- **Items listed in a dataset**:

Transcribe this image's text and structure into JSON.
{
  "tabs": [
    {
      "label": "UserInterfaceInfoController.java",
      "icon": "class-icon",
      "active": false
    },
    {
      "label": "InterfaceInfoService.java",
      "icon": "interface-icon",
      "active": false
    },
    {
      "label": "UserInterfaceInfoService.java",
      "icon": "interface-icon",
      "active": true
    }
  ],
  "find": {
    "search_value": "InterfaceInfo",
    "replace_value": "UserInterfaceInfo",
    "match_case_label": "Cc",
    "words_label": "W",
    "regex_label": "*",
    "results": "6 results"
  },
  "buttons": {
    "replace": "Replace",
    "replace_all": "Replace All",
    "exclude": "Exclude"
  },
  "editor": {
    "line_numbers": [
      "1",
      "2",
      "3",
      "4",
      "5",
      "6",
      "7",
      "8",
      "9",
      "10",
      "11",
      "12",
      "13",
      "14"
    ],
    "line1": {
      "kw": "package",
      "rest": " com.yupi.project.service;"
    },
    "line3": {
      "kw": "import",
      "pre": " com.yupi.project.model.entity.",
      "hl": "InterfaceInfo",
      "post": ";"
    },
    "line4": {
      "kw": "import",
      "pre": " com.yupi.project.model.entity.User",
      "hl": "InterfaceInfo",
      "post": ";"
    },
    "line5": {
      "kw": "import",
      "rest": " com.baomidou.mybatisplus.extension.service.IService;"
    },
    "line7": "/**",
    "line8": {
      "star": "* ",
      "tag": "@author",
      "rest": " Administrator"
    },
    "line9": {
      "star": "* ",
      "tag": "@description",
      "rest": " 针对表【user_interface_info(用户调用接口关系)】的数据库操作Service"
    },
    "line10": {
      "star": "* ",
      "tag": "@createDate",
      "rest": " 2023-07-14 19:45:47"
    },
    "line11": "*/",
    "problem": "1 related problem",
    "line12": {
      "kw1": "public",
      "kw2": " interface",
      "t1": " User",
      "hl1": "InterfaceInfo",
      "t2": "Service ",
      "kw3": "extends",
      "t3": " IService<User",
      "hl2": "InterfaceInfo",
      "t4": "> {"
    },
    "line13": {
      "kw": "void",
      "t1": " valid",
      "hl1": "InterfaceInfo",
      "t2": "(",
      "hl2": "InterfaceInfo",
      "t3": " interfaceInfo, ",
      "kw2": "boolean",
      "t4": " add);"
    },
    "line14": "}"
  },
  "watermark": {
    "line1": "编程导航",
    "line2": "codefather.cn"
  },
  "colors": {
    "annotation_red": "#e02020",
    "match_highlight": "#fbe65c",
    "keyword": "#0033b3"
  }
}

- **What you will do**:
Return all of the entries exactly as written.

- **Task response**:
Transcribe this image's text and structure into JSON.
{
  "tabs": [
    {
      "label": "UserInterfaceInfoController.java",
      "icon": "class-icon",
      "active": false
    },
    {
      "label": "InterfaceInfoService.java",
      "icon": "interface-icon",
      "active": false
    },
    {
      "label": "UserInterfaceInfoService.java",
      "icon": "interface-icon",
      "active": true
    }
  ],
  "find": {
    "search_value": "InterfaceInfo",
    "replace_value": "UserInterfaceInfo",
    "match_case_label": "Cc",
    "words_label": "W",
    "regex_label": "*",
    "results": "6 results"
  },
  "buttons": {
    "replace": "Replace",
    "replace_all": "Replace All",
    "exclude": "Exclude"
  },
  "editor": {
    "line_numbers": [
      "1",
      "2",
      "3",
      "4",
      "5",
      "6",
      "7",
      "8",
      "9",
      "10",
      "11",
      "12",
      "13",
      "14"
    ],
    "line1": {
      "kw": "package",
      "rest": " com.yupi.project.service;"
    },
    "line3": {
      "kw": "import",
      "pre": " com.yupi.project.model.entity.",
      "hl": "InterfaceInfo",
      "post": ";"
    },
    "line4": {
      "kw": "import",
      "pre": " com.yupi.project.model.entity.User",
      "hl": "InterfaceInfo",
      "post": ";"
    },
    "line5": {
      "kw": "import",
      "rest": " com.baomidou.mybatisplus.extension.service.IService;"
    },
    "line7": "/**",
    "line8": {
      "star": "* ",
      "tag": "@author",
      "rest": " Administrator"
    },
    "line9": {
      "star": "* ",
      "tag": "@description",
      "rest": " 针对表【user_interface_info(用户调用接口关系)】的数据库操作Service"
    },
    "line10": {
      "star": "* ",
      "tag": "@createDate",
      "rest": " 2023-07-14 19:45:47"
    },
    "line11": "*/",
    "problem": "1 related problem",
    "line12": {
      "kw1": "public",
      "kw2": " interface",
      "t1": " User",
      "hl1": "InterfaceInfo",
      "t2": "Service ",
      "kw3": "extends",
      "t3": " IService<User",
      "hl2": "InterfaceInfo",
      "t4": "> {"
    },
    "line13": {
      "kw": "void",
      "t1": " valid",
      "hl1": "InterfaceInfo",
      "t2": "(",
      "hl2": "InterfaceInfo",
      "t3": " interfaceInfo, ",
      "kw2": "boolean",
      "t4": " add);"
    },
    "line14": "}"
  },
  "watermark": {
    "line1": "编程导航",
    "line2": "codefather.cn"
  },
  "colors": {
    "annotation_red": "#e02020",
    "match_highlight": "#fbe65c",
    "keyword": "#0033b3"
  }
}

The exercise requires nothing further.